> _OBIETTIVO DEL COMPITO_:
Riproduca alla lettera la parte del brano sull'album dei Klaxons che si apre con le parole contenenti "Da sola a casa, seduta" e si chiude con "giudicato senza conoscere.".

> _BRANO ESTRATTO_:
========

Mercoledì, 14 Novembre 2007 at 7:11 pm (Life, Music makes the people come together)

Da sola a casa, seduta all’immancabile scrivania che mi ospita almeno 14 ore su 24, cerco di scrivere. Stavolta per aiutarmi ho messo a tutto volume Myths of the near future dei Klaxons. Sì, è vero, lì ho disprezzati per molto tempo, più per superficialità che per vera convinzione. Invece il loro album è veramente un capolavoro, del tutto degno del Mercury Prize che mi aveva al tempo scandalizzato – e io che l’avrei dato a Amy Winehouse prima di ascoltare questo disco.

Ho sbagliato perchè ho disprezzato i Klaxons pensando solo al loro riflesso, vale a dire tutta la moda neu rave fatta di fuseaux e colori fluo indossati da mocciosi fuori dal Plastic il venerdì sera. Ho sbagliato perchè ho giudicato senza conoscere.

Ma fortunatamente non è mai troppo tardi. E adesso, invece che voglia di scrivere, ho solo voglia di ballara Golden Skanks come una forsennata…

1 Commento

  1. Lele ha detto,

    E allora BALLAAAAAAAAAAAAAAAAA!!

========

> _ELENCO DEI DATI_:
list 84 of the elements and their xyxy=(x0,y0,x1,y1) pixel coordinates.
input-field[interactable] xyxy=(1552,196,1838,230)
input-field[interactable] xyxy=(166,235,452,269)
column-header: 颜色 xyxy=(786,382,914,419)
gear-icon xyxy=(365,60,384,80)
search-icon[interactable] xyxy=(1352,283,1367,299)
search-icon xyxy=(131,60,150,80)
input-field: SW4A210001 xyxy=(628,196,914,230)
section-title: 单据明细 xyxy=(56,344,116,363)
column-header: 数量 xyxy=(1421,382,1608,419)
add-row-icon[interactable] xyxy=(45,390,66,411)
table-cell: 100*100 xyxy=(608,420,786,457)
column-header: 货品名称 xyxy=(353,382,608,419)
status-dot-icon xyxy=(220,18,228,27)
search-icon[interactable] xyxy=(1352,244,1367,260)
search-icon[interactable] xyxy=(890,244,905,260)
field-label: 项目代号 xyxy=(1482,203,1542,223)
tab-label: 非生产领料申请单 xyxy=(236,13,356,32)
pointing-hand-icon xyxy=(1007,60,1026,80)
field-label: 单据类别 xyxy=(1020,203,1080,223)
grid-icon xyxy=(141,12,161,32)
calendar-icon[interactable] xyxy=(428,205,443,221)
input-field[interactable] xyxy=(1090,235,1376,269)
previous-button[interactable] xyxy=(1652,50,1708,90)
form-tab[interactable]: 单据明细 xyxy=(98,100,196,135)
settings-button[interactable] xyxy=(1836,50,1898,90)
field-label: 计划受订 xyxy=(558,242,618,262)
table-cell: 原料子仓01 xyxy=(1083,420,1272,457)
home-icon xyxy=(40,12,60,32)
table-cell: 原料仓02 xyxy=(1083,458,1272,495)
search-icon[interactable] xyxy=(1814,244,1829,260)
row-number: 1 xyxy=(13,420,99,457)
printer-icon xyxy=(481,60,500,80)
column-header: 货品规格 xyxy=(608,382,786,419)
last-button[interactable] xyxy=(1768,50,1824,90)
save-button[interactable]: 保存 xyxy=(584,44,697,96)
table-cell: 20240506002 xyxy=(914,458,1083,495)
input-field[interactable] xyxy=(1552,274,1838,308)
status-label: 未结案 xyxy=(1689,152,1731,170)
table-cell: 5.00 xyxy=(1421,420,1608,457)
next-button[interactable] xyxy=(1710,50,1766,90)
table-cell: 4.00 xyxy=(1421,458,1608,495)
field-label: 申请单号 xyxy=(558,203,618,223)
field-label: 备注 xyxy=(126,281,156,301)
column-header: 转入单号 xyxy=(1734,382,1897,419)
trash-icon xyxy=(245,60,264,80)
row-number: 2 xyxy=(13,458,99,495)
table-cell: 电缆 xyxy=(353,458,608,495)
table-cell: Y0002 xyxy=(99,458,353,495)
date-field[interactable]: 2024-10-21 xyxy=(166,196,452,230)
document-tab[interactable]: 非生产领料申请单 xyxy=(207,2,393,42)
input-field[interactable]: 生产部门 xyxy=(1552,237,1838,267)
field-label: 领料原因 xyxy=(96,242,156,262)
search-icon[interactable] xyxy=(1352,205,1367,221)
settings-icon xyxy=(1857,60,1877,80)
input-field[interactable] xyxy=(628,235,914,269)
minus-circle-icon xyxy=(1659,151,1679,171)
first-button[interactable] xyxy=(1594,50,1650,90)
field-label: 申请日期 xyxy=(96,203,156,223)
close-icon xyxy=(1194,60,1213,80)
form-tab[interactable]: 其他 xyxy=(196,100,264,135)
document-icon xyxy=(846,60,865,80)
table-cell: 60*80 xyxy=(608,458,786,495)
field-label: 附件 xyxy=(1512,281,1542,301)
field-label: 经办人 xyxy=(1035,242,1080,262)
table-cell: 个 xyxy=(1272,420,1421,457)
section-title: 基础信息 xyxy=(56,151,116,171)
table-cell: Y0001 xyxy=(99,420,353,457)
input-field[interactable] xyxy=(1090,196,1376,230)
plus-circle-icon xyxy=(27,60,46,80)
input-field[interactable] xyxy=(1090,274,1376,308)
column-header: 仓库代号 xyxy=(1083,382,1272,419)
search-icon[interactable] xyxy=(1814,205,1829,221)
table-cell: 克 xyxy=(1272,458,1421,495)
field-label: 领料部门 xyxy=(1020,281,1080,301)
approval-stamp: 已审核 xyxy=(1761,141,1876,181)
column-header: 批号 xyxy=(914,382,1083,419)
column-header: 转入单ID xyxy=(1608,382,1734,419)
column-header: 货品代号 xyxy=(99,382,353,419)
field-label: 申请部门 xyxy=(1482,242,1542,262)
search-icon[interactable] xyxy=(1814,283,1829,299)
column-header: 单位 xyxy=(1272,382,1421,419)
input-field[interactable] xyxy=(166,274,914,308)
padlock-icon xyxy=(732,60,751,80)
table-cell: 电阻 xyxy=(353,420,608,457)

========

> _RISPOSTA SCRITTA_:
Da sola a casa, seduta all’immancabile scrivania che mi ospita almeno 14 ore su 24, cerco di scrivere. Stavolta per aiutarmi ho messo a tutto volume Myths of the near future dei Klaxons. Sì, è vero, lì ho disprezzati per molto tempo, più per superficialità che per vera convinzione. Invece il loro album è veramente un capolavoro, del tutto degno del Mercury Prize che mi aveva al tempo scandalizzato – e io che l’avrei dato a Amy Winehouse prima di ascoltare questo disco.

Ho sbagliato perchè ho disprezzato i Klaxons pensando solo al loro riflesso, vale a dire tutta la moda neu rave fatta di fuseaux e colori fluo indossati da mocciosi fuori dal Plastic il venerdì sera. Ho sbagliato perchè ho giudicato senza conoscere.